> _WRITTEN EXERCISE_
Go through the records and copy each line where the word "supporto" occurs.

> _TASK MATERIAL_
——
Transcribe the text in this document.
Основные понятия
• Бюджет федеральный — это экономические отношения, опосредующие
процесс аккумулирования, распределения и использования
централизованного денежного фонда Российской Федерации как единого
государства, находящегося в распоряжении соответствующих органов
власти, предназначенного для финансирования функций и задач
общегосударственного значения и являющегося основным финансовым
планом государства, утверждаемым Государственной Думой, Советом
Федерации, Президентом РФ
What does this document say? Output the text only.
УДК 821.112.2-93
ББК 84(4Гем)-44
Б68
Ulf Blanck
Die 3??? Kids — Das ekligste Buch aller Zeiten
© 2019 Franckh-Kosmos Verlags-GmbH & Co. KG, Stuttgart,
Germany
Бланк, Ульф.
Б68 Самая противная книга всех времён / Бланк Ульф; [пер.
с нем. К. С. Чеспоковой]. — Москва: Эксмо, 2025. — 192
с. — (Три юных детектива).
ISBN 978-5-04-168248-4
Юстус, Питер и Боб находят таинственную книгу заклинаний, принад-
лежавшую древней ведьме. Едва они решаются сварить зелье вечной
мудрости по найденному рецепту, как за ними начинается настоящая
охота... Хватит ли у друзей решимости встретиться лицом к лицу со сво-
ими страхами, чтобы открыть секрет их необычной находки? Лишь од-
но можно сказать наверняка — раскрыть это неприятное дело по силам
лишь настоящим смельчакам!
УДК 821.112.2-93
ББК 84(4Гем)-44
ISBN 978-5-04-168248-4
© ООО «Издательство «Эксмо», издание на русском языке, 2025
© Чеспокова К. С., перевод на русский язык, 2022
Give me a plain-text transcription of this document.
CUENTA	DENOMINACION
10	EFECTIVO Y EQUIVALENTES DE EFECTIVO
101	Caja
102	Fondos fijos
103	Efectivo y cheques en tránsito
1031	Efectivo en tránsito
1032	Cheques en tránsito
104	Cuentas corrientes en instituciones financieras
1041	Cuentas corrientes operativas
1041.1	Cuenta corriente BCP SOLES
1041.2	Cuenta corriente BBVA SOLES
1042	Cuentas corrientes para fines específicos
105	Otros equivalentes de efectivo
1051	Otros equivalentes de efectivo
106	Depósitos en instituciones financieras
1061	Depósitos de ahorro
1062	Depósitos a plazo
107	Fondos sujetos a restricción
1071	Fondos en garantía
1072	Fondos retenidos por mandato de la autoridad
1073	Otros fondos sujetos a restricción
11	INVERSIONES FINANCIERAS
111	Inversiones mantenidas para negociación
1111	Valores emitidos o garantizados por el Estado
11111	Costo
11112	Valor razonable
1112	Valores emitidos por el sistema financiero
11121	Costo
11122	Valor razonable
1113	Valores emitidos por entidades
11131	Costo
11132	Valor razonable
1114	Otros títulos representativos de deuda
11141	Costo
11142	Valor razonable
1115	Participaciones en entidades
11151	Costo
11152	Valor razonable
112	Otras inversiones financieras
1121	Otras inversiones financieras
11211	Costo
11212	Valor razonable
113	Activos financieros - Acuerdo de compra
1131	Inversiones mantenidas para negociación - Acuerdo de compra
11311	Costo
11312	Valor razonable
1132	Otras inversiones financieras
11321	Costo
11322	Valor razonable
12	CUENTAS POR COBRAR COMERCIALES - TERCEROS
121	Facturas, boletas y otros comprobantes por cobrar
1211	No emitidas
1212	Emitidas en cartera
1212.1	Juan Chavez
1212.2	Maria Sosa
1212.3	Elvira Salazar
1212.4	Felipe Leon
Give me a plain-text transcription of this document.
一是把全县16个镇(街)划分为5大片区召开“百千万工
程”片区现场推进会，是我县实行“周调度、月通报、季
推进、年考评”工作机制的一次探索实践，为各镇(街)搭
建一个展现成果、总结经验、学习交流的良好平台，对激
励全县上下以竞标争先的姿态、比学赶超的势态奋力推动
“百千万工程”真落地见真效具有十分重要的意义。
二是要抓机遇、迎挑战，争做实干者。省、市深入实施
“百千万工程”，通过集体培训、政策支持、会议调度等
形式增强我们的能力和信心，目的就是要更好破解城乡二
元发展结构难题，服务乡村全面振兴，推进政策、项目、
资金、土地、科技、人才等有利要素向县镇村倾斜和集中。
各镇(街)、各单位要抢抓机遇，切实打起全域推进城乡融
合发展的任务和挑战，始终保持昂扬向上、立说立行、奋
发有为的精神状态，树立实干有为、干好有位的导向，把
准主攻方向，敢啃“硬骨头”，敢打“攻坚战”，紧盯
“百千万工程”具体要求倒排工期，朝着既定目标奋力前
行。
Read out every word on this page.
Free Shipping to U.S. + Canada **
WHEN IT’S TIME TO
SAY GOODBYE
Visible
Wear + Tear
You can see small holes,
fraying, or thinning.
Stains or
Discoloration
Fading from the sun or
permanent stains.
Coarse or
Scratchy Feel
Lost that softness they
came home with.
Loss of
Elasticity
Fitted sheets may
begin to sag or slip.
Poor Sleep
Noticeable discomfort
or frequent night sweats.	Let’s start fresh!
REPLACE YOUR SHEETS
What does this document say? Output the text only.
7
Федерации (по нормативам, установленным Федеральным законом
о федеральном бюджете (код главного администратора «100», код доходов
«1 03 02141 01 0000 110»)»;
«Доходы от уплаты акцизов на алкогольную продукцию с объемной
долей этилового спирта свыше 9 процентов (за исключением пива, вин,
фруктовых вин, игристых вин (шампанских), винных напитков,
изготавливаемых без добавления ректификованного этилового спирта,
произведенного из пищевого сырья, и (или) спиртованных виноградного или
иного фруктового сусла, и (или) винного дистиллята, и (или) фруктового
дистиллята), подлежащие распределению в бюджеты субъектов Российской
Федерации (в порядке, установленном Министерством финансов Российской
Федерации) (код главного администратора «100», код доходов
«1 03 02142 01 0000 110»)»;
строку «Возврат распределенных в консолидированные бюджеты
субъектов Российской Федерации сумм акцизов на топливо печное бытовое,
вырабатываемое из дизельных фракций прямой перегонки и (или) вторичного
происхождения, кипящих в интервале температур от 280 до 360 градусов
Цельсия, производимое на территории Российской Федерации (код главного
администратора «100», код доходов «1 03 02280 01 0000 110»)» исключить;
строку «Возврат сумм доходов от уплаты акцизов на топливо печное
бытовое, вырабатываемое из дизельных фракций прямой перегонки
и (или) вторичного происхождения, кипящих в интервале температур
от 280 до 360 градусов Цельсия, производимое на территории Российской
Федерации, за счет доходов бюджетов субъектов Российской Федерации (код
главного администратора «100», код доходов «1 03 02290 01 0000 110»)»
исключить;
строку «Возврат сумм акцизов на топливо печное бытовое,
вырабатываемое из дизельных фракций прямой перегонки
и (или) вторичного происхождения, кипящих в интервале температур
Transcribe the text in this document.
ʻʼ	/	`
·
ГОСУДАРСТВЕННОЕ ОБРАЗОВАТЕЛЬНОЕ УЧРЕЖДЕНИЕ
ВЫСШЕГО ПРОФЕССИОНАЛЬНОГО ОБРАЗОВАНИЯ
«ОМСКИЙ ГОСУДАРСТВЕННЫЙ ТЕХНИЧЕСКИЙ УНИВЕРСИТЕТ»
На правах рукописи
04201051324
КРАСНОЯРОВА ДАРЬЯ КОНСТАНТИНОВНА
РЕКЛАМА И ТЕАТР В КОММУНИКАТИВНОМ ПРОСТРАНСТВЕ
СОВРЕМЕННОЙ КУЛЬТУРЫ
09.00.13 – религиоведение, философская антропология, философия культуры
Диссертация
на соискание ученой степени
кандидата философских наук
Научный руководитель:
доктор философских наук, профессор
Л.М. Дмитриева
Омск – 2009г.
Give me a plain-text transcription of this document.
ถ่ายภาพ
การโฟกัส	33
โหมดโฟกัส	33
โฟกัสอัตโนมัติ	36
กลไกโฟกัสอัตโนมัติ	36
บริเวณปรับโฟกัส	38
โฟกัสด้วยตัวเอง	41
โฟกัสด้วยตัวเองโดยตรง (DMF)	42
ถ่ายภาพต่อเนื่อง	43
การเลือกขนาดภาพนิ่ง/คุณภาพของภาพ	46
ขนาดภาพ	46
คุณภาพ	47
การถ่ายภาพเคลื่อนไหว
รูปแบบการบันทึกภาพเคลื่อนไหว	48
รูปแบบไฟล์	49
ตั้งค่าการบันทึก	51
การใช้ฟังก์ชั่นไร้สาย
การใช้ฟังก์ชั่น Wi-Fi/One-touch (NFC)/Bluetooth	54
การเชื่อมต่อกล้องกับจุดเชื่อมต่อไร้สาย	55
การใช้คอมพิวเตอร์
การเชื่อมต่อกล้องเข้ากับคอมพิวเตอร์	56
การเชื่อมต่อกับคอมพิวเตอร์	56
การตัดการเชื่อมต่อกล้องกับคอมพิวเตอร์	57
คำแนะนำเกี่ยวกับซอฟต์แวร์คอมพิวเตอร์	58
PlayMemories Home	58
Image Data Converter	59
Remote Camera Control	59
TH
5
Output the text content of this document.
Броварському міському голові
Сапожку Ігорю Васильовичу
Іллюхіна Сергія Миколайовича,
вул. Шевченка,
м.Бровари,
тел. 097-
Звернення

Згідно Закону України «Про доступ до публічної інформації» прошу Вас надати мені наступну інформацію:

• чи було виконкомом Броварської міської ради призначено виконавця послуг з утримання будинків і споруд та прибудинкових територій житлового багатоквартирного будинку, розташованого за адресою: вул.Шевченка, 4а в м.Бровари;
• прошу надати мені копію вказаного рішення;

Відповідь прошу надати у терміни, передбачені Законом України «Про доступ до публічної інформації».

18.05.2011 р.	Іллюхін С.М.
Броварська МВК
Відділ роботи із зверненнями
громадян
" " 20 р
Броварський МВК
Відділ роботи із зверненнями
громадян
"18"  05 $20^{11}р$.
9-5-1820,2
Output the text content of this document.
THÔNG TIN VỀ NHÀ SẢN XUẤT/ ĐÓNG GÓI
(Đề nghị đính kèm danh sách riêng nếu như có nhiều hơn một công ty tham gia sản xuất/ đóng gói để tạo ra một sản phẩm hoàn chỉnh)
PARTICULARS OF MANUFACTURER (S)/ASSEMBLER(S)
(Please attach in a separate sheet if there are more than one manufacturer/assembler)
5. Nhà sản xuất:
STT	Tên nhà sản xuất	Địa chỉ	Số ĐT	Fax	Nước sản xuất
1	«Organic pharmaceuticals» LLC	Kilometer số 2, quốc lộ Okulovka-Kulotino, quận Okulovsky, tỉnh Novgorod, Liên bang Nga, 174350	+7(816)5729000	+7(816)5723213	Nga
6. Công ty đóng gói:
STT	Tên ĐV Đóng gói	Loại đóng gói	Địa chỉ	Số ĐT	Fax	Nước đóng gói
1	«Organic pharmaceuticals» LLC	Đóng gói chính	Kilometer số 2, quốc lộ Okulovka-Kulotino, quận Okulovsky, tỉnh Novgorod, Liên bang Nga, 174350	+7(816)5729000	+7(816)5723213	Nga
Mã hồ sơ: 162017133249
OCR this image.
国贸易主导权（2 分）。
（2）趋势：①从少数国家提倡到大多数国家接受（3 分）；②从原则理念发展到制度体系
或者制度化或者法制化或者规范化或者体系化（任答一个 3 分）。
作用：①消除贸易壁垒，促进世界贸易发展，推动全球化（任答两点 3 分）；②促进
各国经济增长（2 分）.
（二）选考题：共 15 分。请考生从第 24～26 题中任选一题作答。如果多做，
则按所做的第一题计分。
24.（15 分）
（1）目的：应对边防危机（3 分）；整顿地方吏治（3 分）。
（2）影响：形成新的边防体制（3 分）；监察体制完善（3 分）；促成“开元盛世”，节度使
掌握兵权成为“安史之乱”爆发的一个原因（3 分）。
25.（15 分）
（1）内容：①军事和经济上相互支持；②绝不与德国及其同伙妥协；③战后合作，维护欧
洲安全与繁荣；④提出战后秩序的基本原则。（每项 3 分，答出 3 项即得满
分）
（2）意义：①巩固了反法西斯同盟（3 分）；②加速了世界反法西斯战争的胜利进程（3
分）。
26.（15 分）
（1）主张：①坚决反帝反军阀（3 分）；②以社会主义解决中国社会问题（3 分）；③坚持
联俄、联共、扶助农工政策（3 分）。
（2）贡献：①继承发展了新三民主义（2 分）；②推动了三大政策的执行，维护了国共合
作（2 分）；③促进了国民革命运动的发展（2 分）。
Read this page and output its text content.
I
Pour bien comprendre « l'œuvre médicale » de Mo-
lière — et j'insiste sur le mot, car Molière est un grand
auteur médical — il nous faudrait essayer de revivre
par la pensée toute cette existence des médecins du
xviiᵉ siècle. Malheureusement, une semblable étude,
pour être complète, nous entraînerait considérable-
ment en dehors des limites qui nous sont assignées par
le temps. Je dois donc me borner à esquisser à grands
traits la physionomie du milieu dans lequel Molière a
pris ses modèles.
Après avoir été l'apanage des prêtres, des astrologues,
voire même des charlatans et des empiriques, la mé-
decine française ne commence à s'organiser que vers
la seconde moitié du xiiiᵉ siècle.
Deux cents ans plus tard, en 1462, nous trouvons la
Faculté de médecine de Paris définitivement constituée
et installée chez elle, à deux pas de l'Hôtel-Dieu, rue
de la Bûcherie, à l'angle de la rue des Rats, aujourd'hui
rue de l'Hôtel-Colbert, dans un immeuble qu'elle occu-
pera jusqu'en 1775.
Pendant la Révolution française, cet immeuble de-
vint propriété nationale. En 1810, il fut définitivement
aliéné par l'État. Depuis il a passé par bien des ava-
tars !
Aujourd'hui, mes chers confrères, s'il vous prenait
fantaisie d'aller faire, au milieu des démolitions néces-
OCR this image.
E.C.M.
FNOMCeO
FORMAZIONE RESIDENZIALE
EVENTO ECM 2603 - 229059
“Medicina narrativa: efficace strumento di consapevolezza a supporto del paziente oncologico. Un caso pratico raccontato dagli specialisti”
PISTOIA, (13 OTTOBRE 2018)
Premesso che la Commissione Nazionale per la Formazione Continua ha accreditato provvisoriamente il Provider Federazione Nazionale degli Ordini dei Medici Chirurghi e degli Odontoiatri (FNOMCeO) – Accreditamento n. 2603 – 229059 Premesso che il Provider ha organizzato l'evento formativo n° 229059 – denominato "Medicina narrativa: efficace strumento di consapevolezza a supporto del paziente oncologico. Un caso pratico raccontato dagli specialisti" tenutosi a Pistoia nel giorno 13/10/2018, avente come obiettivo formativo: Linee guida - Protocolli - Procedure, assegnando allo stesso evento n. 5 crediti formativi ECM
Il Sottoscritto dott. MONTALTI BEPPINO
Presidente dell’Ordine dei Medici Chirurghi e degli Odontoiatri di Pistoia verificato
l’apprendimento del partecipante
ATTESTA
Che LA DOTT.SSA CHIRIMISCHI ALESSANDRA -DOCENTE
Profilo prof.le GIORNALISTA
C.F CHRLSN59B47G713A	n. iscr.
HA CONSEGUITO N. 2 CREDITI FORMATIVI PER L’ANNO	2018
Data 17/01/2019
——
> _EXERCISE SOLUTION_
“Medicina narrativa: efficace strumento di consapevolezza a supporto del paziente oncologico. Un caso pratico raccontato dagli specialisti”
Premesso che la Commissione Nazionale per la Formazione Continua ha accreditato provvisoriamente il Provider Federazione Nazionale degli Ordini dei Medici Chirurghi e degli Odontoiatri (FNOMCeO) – Accreditamento n. 2603 – 229059 Premesso che il Provider ha organizzato l'evento formativo n° 229059 – denominato "Medicina narrativa: efficace strumento di consapevolezza a supporto del paziente oncologico. Un caso pratico raccontato dagli specialisti" tenutosi a Pistoia nel giorno 13/10/2018, avente come obiettivo formativo: Linee guida - Protocolli - Procedure, assegnando allo stesso evento n. 5 crediti formativi ECM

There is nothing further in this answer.